Required task 1:
In the listing, from its first line through the line containing "table-cell: +0.2% <box>1221", inclusive, swap "growth-cell" for "change-cell" and reproduce those lines with nothing else altered.
Required task 2:
Proceed with the preview of DOOM: The Dark Ages, writing on from its final sentence.

Text segment:
*****

It’s kind of like how Tiny Tina’s Wonderlands mixed elements of Borderlands-esque science fiction with fantasy. Only bloodier and more serious.
Now, for the most part, the gameplay and combat in DOOM: The Dark Ages is similar to that of DOOM and DOOM Eternal. There’s no reloading or iron sights; finishing off enemies with special moves causes them to drop ammo, armor, and health packs; and you move like you’ve got a brand new pair of roller-skates and that zombie-looking guy over there has a brand new key.
But it also has a lot of new, and engaging, combat mechanics that make this feel somewhat different from those earlier games.
This became readily apparent…
in the first section we got to play, which encompassed the game’s opening and the beginning of the second level. With enemies attacking the castle in hopes of drawing you out, you oblige them by beaming down from a space station, your shotgun at the ready.
Well, mostly. Right away, I learned that while you still shoot by pulling the right trigger, pulling the left does not engage your gun’s special attack. Instead, it pulls up your shield. And I mean a physical shield like the ones in Avowed, not like the energy one you have in Halo Infinite.
Though it’s a lot handier than the ones in Avowed. While it can withstand many shots before failing, it can also — if you time it right, and use it against attacks that are green — parry incoming attacks, returning them to their rightful owners. This is especially helpful when fighting enemies who fling green energy at you, and need to be hit multiple times before dying.
Or, as I learned later, sometimes these green attacks aren’t energy but people coming at you fists first.
Your shield in DOOM: The Dark Ages…
can also be used in a melee attack called a Shield Charge. If you’re facing an enemy who is susceptible to these kinds of attacks, and hold the left trigger to lock onto them, you can then hit the right trigger and send yourself flying into them, reducing them (and any enemies standing next to them) to chunks.

*****

Entries:
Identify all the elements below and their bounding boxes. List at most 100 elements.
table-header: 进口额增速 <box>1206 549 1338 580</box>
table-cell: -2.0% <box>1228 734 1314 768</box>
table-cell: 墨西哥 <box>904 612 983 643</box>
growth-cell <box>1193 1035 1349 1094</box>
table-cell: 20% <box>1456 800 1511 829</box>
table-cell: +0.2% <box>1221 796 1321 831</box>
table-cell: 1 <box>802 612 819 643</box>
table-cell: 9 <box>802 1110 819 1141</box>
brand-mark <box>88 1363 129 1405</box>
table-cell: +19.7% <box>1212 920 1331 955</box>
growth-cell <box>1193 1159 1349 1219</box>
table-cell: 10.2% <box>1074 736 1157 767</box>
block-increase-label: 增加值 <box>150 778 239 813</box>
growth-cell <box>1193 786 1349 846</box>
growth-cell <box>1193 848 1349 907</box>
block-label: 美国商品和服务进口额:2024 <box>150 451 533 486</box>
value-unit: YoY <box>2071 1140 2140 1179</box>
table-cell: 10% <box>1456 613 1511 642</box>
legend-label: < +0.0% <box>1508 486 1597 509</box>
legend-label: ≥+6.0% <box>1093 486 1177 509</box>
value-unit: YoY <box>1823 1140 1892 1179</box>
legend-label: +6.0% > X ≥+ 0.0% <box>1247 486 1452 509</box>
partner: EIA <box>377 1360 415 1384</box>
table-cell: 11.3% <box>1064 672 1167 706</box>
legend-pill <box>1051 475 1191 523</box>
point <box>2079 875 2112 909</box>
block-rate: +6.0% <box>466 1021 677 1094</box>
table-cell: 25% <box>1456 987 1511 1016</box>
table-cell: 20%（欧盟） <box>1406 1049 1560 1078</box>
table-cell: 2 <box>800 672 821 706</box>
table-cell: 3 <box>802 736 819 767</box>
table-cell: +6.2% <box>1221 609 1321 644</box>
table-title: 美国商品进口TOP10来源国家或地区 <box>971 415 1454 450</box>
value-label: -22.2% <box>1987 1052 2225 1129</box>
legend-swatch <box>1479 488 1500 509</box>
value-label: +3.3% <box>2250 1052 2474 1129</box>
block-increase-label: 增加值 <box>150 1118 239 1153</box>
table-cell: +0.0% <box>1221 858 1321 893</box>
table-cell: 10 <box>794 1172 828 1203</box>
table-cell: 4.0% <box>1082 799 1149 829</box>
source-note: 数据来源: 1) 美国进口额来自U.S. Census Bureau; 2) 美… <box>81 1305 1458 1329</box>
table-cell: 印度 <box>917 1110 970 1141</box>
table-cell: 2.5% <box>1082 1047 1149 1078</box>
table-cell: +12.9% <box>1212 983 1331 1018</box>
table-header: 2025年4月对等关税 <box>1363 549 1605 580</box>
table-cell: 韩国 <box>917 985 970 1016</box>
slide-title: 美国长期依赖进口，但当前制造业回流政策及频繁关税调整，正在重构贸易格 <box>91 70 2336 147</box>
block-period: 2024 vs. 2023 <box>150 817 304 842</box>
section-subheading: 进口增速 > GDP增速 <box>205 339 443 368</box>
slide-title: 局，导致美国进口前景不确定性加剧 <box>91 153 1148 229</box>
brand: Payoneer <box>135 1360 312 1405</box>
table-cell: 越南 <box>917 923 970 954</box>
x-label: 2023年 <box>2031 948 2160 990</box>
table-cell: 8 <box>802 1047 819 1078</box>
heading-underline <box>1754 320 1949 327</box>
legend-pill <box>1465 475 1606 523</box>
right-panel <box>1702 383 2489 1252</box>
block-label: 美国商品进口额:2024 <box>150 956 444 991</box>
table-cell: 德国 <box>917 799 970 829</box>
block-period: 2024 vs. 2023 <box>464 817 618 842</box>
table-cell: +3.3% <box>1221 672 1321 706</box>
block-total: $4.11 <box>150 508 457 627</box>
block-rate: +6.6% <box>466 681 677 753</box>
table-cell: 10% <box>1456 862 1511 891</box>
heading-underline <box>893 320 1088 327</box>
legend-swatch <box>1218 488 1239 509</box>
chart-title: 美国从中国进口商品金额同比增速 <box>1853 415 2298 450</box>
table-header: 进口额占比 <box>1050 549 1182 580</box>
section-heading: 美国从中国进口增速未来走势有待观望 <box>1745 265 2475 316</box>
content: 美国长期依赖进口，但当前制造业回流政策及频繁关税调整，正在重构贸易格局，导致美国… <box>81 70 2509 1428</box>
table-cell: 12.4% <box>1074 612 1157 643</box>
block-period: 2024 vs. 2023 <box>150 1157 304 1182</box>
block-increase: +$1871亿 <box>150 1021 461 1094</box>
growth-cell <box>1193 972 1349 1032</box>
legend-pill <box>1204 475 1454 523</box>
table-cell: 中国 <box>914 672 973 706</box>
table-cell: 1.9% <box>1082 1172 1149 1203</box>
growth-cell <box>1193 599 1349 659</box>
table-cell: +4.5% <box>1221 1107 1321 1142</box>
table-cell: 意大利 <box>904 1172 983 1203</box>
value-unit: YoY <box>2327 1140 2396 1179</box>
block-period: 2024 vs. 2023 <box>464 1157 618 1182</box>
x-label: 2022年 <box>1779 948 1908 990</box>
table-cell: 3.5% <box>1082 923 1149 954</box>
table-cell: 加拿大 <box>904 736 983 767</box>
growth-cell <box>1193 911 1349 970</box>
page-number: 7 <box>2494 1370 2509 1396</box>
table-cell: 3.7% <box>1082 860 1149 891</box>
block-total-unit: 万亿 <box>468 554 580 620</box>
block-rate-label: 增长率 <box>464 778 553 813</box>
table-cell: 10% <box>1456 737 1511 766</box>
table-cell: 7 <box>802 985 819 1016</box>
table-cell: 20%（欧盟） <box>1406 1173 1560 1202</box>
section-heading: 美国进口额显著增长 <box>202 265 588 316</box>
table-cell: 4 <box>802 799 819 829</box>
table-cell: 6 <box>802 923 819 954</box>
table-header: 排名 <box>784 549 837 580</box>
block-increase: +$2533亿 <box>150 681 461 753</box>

*****

Reply 1:
Identify all the elements below and their bounding boxes. List at most 100 elements.
table-header: 进口额增速 <box>1206 549 1338 580</box>
table-cell: -2.0% <box>1228 734 1314 768</box>
table-cell: 墨西哥 <box>904 612 983 643</box>
change-cell <box>1193 1035 1349 1094</box>
table-cell: 20% <box>1456 800 1511 829</box>
table-cell: +0.2% <box>1221 796 1321 831</box>

Reply 2:
This is especially fun when you find yourself above a bunch of enemies and can use the Shield Charge to come down on them like a missile strike.
The Shield Charge can also be used to destroy certain barriers, including some (hint, hint) that hide the entrances to secret places.
Now, not every enemy is easily dispatched by this move. But most are, at the very least, injured by it, and sometimes left stunned and waiting for you to finish them off.
It was while I was clearing out the castle…
and its courtyard that I got another melee weapon, a spiked metal glove called The Gauntlet. Except that, unlike many first-person shooters, in which you can smack people all you want, The Gauntlet uses ammo, and you can only carry three uses at a time (at least at first). Still, it’s very effective, especially if you smack people three times in rapid succession.
All of which came in handy when I got to the next area, a rather open one where there were four portals that could only be closed by killing every nearby enemy. Though unlike earlier DOOM games, these portals could be closed in any order. Seems DOOM: The Dark Ages is a bit more open minded.
After destroying all four, I was given a quick chance to test out a turret against a Godzilla-sized titan before being called back to the space station. It was a nice change of pace that didn’t overstay its welcome.
I next found myself on the aforementioned Dune-looking planet, and with a new attachment for my shield: a spike strip that allows you to throw you shield, and have it come back to you, like if Captain America’s shield was forged by the dwarf that made Thor’s hammer.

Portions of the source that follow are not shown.